Entries taken from a collection

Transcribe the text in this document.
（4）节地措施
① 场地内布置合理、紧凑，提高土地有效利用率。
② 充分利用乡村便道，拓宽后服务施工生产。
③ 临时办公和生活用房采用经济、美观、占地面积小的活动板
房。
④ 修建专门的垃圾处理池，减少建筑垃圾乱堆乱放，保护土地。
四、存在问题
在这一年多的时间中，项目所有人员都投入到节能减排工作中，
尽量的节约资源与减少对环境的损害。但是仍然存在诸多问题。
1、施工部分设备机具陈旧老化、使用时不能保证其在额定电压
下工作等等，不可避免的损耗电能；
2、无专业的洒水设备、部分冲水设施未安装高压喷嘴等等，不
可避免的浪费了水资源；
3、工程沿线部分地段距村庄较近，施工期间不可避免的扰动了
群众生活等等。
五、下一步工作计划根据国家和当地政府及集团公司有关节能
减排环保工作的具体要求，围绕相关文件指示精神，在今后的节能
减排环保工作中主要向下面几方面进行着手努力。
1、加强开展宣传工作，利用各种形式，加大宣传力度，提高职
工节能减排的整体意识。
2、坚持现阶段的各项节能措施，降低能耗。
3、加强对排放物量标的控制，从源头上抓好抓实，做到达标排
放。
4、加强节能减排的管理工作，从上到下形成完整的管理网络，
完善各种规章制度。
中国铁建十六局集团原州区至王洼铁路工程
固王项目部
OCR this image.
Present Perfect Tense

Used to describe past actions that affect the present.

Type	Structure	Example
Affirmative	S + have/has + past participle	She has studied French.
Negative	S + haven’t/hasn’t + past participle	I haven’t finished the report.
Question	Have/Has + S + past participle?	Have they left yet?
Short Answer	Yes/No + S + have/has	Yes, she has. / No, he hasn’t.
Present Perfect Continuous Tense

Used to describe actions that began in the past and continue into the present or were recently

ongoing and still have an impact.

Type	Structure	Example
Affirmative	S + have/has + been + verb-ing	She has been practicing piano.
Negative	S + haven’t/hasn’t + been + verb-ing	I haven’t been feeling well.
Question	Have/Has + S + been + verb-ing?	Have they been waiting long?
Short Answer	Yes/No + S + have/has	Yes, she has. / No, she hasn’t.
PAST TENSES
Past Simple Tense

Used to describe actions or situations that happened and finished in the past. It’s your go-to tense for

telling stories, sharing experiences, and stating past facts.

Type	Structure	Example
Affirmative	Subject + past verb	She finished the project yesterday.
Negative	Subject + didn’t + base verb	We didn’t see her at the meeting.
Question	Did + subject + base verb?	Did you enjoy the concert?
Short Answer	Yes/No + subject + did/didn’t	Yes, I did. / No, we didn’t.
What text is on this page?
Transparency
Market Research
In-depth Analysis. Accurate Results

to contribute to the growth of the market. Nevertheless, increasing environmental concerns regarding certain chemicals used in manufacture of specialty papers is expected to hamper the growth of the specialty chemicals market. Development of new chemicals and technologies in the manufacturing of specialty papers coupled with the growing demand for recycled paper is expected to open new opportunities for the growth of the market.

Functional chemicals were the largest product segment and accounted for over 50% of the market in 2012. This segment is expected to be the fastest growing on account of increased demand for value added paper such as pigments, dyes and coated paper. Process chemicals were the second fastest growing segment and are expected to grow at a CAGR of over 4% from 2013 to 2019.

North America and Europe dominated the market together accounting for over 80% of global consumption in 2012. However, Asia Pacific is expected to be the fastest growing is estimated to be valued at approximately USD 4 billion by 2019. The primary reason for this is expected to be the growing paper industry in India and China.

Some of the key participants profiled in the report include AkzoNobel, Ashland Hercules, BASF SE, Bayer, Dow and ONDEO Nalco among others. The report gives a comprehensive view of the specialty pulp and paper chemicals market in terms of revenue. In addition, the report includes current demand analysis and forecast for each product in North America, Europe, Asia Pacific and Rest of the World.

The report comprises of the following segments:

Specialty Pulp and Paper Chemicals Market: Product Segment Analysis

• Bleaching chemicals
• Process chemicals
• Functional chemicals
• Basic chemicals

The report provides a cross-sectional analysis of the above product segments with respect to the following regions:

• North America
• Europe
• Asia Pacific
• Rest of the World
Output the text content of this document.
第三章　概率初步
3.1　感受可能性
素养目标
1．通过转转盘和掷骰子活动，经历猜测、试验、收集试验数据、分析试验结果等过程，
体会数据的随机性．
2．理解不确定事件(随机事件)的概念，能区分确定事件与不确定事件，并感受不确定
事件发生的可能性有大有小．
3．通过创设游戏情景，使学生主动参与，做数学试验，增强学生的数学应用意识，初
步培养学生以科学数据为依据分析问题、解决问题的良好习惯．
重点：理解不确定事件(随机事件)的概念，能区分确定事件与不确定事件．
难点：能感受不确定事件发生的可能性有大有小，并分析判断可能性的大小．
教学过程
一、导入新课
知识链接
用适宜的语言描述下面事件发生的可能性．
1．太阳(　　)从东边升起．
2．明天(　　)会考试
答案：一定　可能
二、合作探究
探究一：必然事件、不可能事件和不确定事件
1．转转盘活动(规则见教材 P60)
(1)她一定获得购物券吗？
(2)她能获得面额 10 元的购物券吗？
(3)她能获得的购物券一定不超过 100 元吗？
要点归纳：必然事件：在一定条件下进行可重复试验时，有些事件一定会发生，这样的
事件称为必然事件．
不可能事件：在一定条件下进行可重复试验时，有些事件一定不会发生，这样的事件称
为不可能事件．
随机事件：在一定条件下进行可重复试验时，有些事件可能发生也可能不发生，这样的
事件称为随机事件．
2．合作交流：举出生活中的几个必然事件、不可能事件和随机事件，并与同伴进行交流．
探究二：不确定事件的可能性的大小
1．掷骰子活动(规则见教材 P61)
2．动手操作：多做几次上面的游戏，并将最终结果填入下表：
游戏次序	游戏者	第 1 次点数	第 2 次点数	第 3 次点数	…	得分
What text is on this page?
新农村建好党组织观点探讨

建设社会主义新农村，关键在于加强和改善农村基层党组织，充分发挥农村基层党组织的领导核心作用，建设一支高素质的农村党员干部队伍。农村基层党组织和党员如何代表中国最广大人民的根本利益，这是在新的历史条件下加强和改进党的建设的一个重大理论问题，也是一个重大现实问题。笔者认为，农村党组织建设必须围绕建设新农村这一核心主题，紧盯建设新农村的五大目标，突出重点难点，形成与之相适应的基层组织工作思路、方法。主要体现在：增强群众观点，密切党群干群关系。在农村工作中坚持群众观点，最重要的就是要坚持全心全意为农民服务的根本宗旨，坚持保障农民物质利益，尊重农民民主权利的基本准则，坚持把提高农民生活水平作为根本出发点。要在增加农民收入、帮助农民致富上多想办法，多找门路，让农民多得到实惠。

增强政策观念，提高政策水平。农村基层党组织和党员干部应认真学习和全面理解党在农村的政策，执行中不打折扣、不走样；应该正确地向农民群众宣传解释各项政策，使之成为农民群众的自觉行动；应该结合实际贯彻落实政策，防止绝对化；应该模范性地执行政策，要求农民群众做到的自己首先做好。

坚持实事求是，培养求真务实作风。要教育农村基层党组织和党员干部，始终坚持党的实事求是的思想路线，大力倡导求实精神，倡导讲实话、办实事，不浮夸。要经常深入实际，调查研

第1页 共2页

• Aim of the exercise:
State how many lines of the entries above include the word "describe", offering no text other than the number.

• Full output:
3